(Dataset records)
..........
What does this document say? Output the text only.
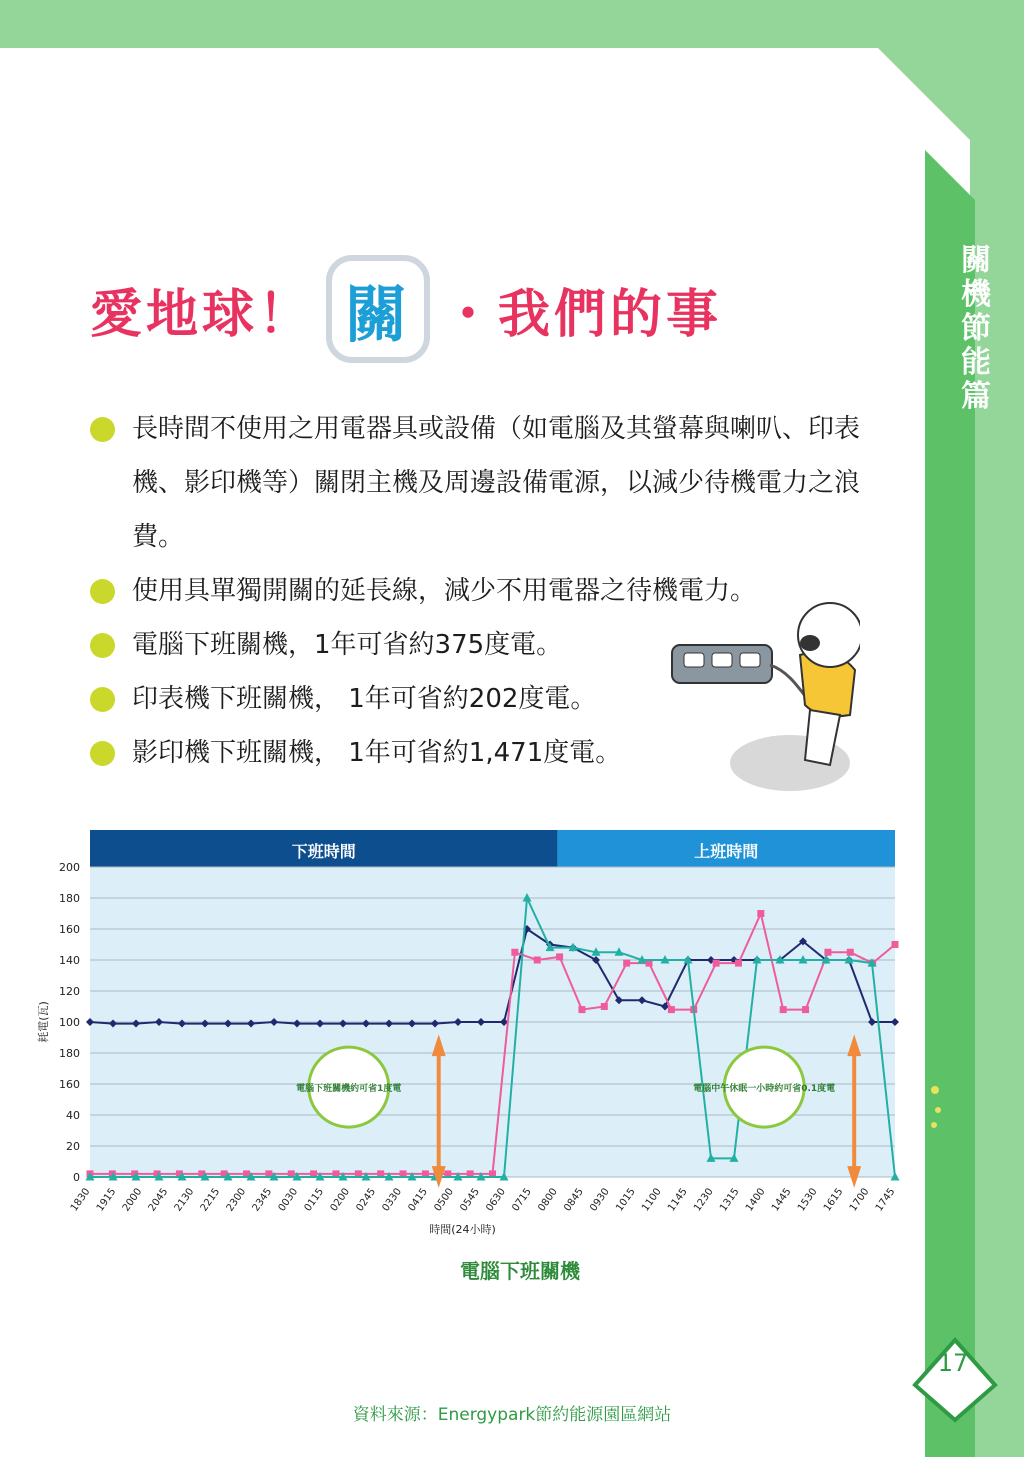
關機節能篇
愛地球！ 關 ・我們的事
長時間不使用之用電器具或設備（如電腦及其螢幕與喇叭、印表機、影印機等）關閉主機及周邊設備電源，以減少待機電力之浪費。
使用具單獨開關的延長線，減少不用電器之待機電力。
電腦下班關機，1年可省約375度電。
印表機下班關機， 1年可省約202度電。
影印機下班關機， 1年可省約1,471度電。
下班時間	上班時間
0
20
40
160
180
100
120
140
160
180
200
1830 1915 2000 2045 2130 2215 2300 2345 0030 0115 0200 0245 0330 0415 0500 0545 0630 0715 0800 0845 0930 1015 1100 1145 1230 1315 1400 1445 1530 1615 1700 1745
時間(24小時)
耗電(瓦)
電腦下班關機約可省1度電	電腦中午休眠一小時約可省0.1度電
電腦下班關機
資料來源：Energypark節約能源園區網站
17
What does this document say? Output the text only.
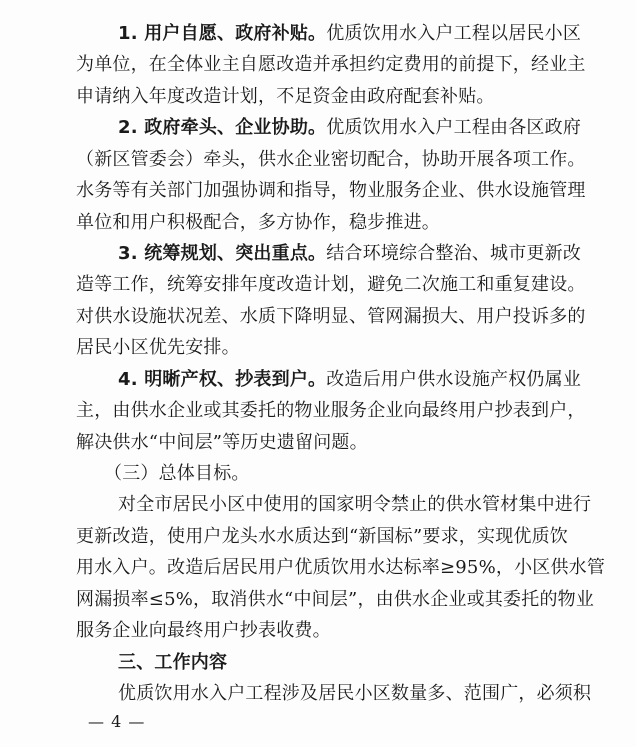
1. 用户自愿、政府补贴。优质饮用水入户工程以居民小区
为单位，在全体业主自愿改造并承担约定费用的前提下，经业主
申请纳入年度改造计划，不足资金由政府配套补贴。
2. 政府牵头、企业协助。优质饮用水入户工程由各区政府
（新区管委会）牵头，供水企业密切配合，协助开展各项工作。
水务等有关部门加强协调和指导，物业服务企业、供水设施管理
单位和用户积极配合，多方协作，稳步推进。
3. 统筹规划、突出重点。结合环境综合整治、城市更新改
造等工作，统筹安排年度改造计划，避免二次施工和重复建设。
对供水设施状况差、水质下降明显、管网漏损大、用户投诉多的
居民小区优先安排。
4. 明晰产权、抄表到户。改造后用户供水设施产权仍属业
主，由供水企业或其委托的物业服务企业向最终用户抄表到户，
解决供水“中间层”等历史遗留问题。
（三）总体目标。
对全市居民小区中使用的国家明令禁止的供水管材集中进行
更新改造，使用户龙头水水质达到“新国标”要求，实现优质饮
用水入户。改造后居民用户优质饮用水达标率≥95%，小区供水管
网漏损率≤5%，取消供水“中间层”，由供水企业或其委托的物业
服务企业向最终用户抄表收费。
三、工作内容
优质饮用水入户工程涉及居民小区数量多、范围广，必须积
— 4 —
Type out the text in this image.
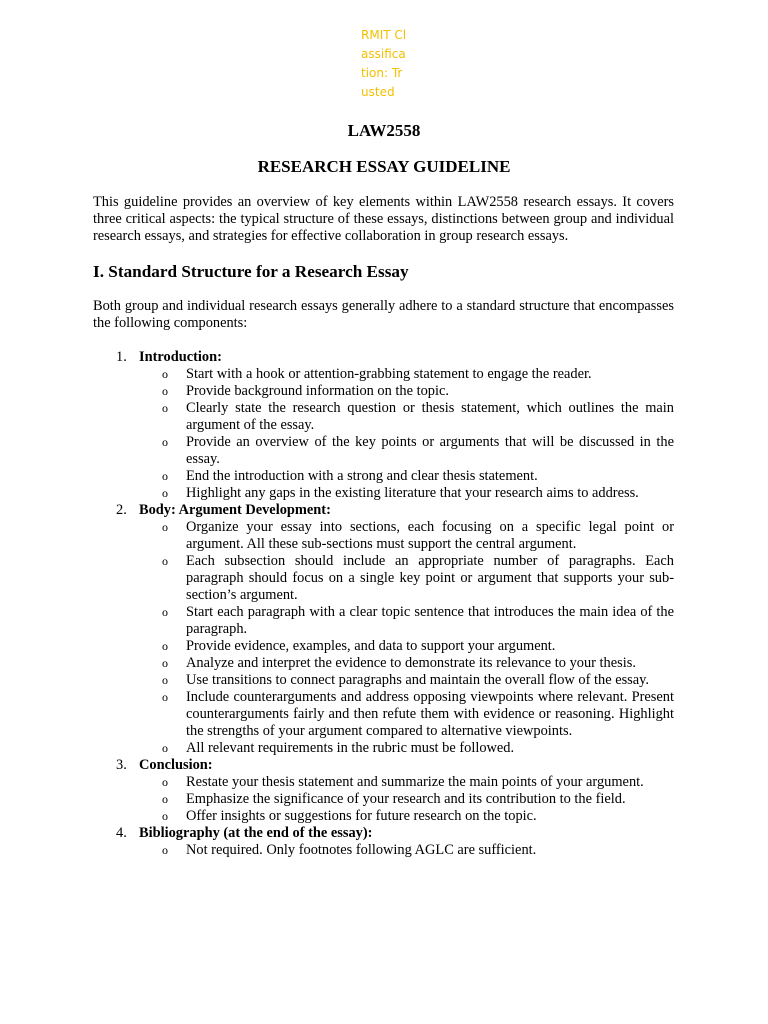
RMIT Classification: Trusted
LAW2558
RESEARCH ESSAY GUIDELINE

This guideline provides an overview of key elements within LAW2558 research essays. It covers three critical aspects: the typical structure of these essays, distinctions between group and individual research essays, and strategies for effective collaboration in group research essays.

I. Standard Structure for a Research Essay

Both group and individual research essays generally adhere to a standard structure that encompasses the following components:

1. Introduction:
o Start with a hook or attention-grabbing statement to engage the reader.
o Provide background information on the topic.
o Clearly state the research question or thesis statement, which outlines the main argument of the essay.
o Provide an overview of the key points or arguments that will be discussed in the essay.
o End the introduction with a strong and clear thesis statement.
o Highlight any gaps in the existing literature that your research aims to address.
2. Body: Argument Development:
o Organize your essay into sections, each focusing on a specific legal point or argument. All these sub-sections must support the central argument.
o Each subsection should include an appropriate number of paragraphs. Each paragraph should focus on a single key point or argument that supports your sub-section’s argument.
o Start each paragraph with a clear topic sentence that introduces the main idea of the paragraph.
o Provide evidence, examples, and data to support your argument.
o Analyze and interpret the evidence to demonstrate its relevance to your thesis.
o Use transitions to connect paragraphs and maintain the overall flow of the essay.
o Include counterarguments and address opposing viewpoints where relevant. Present counterarguments fairly and then refute them with evidence or reasoning. Highlight the strengths of your argument compared to alternative viewpoints.
o All relevant requirements in the rubric must be followed.
3. Conclusion:
o Restate your thesis statement and summarize the main points of your argument.
o Emphasize the significance of your research and its contribution to the field.
o Offer insights or suggestions for future research on the topic.
4. Bibliography (at the end of the essay):
o Not required. Only footnotes following AGLC are sufficient.
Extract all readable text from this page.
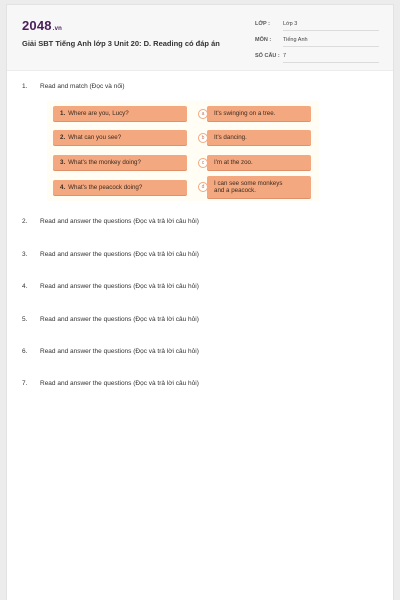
2048.vn
Giải SBT Tiếng Anh lớp 3 Unit 20: D. Reading có đáp án
LỚP :	Lớp 3
MÔN :	Tiếng Anh
SỐ CÂU : 7
1.	Read and match (Đọc và nối)
1. Where are you, Lucy?	a	It's swinging on a tree.
2. What can you see?	b	It's dancing.
3. What's the monkey doing?	c	I'm at the zoo.
4. What's the peacock doing?	d
I can see some monkeys
and a peacock.
2.	Read and answer the questions (Đọc và trả lời câu hỏi)
3.	Read and answer the questions (Đọc và trả lời câu hỏi)
4.	Read and answer the questions (Đọc và trả lời câu hỏi)
5.	Read and answer the questions (Đọc và trả lời câu hỏi)
6.	Read and answer the questions (Đọc và trả lời câu hỏi)
7.	Read and answer the questions (Đọc và trả lời câu hỏi)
..........
• _Aim_:
Tell how many lines of the data include the word "following", and nothing else.

• _Answer to the task_:
2